__Written task__
Retype all of the entries word for word.

__Source data__
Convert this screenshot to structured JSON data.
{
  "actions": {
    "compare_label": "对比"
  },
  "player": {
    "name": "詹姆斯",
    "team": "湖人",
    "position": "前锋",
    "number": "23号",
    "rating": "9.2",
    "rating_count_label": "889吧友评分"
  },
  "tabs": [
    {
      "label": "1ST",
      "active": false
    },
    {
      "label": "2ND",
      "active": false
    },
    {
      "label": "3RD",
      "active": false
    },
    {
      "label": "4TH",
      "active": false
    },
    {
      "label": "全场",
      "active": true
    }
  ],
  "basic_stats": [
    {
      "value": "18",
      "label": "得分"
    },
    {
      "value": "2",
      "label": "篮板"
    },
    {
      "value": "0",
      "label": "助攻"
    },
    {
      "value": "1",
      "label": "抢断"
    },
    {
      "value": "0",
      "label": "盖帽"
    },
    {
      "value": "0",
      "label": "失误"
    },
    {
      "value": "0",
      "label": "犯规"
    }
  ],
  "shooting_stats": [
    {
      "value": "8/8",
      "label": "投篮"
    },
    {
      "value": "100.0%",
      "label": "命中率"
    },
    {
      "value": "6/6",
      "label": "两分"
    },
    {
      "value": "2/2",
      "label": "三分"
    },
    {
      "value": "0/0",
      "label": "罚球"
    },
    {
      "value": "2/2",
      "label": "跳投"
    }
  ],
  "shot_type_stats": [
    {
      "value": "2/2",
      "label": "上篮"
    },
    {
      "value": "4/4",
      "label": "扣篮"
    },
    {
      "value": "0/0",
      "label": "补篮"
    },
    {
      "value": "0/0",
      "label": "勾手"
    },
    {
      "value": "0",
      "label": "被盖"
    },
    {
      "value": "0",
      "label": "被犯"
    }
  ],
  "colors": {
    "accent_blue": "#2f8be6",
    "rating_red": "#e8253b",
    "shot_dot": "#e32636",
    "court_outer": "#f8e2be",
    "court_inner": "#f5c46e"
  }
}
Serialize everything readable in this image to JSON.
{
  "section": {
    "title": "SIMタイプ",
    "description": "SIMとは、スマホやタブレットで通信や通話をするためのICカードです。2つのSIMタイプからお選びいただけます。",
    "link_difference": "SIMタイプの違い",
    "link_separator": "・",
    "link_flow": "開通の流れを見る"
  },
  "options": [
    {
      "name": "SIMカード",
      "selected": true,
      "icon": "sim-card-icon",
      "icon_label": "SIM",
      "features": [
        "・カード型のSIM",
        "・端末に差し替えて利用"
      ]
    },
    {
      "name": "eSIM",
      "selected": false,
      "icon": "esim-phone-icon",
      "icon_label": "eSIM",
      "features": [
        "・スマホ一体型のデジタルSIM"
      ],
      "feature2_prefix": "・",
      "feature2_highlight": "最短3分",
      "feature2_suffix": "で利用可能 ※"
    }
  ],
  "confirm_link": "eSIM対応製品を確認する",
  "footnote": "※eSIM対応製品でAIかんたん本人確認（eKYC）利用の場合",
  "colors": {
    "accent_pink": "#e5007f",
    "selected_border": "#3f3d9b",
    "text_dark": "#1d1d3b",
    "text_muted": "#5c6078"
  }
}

__Response__
Convert this screenshot to structured JSON data.
{
  "actions": {
    "compare_label": "对比"
  },
  "player": {
    "name": "詹姆斯",
    "team": "湖人",
    "position": "前锋",
    "number": "23号",
    "rating": "9.2",
    "rating_count_label": "889吧友评分"
  },
  "tabs": [
    {
      "label": "1ST",
      "active": false
    },
    {
      "label": "2ND",
      "active": false
    },
    {
      "label": "3RD",
      "active": false
    },
    {
      "label": "4TH",
      "active": false
    },
    {
      "label": "全场",
      "active": true
    }
  ],
  "basic_stats": [
    {
      "value": "18",
      "label": "得分"
    },
    {
      "value": "2",
      "label": "篮板"
    },
    {
      "value": "0",
      "label": "助攻"
    },
    {
      "value": "1",
      "label": "抢断"
    },
    {
      "value": "0",
      "label": "盖帽"
    },
    {
      "value": "0",
      "label": "失误"
    },
    {
      "value": "0",
      "label": "犯规"
    }
  ],
  "shooting_stats": [
    {
      "value": "8/8",
      "label": "投篮"
    },
    {
      "value": "100.0%",
      "label": "命中率"
    },
    {
      "value": "6/6",
      "label": "两分"
    },
    {
      "value": "2/2",
      "label": "三分"
    },
    {
      "value": "0/0",
      "label": "罚球"
    },
    {
      "value": "2/2",
      "label": "跳投"
    }
  ],
  "shot_type_stats": [
    {
      "value": "2/2",
      "label": "上篮"
    },
    {
      "value": "4/4",
      "label": "扣篮"
    },
    {
      "value": "0/0",
      "label": "补篮"
    },
    {
      "value": "0/0",
      "label": "勾手"
    },
    {
      "value": "0",
      "label": "被盖"
    },
    {
      "value": "0",
      "label": "被犯"
    }
  ],
  "colors": {
    "accent_blue": "#2f8be6",
    "rating_red": "#e8253b",
    "shot_dot": "#e32636",
    "court_outer": "#f8e2be",
    "court_inner": "#f5c46e"
  }
}
Serialize everything readable in this image to JSON.
{
  "section": {
    "title": "SIMタイプ",
    "description": "SIMとは、スマホやタブレットで通信や通話をするためのICカードです。2つのSIMタイプからお選びいただけます。",
    "link_difference": "SIMタイプの違い",
    "link_separator": "・",
    "link_flow": "開通の流れを見る"
  },
  "options": [
    {
      "name": "SIMカード",
      "selected": true,
      "icon": "sim-card-icon",
      "icon_label": "SIM",
      "features": [
        "・カード型のSIM",
        "・端末に差し替えて利用"
      ]
    },
    {
      "name": "eSIM",
      "selected": false,
      "icon": "esim-phone-icon",
      "icon_label": "eSIM",
      "features": [
        "・スマホ一体型のデジタルSIM"
      ],
      "feature2_prefix": "・",
      "feature2_highlight": "最短3分",
      "feature2_suffix": "で利用可能 ※"
    }
  ],
  "confirm_link": "eSIM対応製品を確認する",
  "footnote": "※eSIM対応製品でAIかんたん本人確認（eKYC）利用の場合",
  "colors": {
    "accent_pink": "#e5007f",
    "selected_border": "#3f3d9b",
    "text_dark": "#1d1d3b",
    "text_muted": "#5c6078"
  }
}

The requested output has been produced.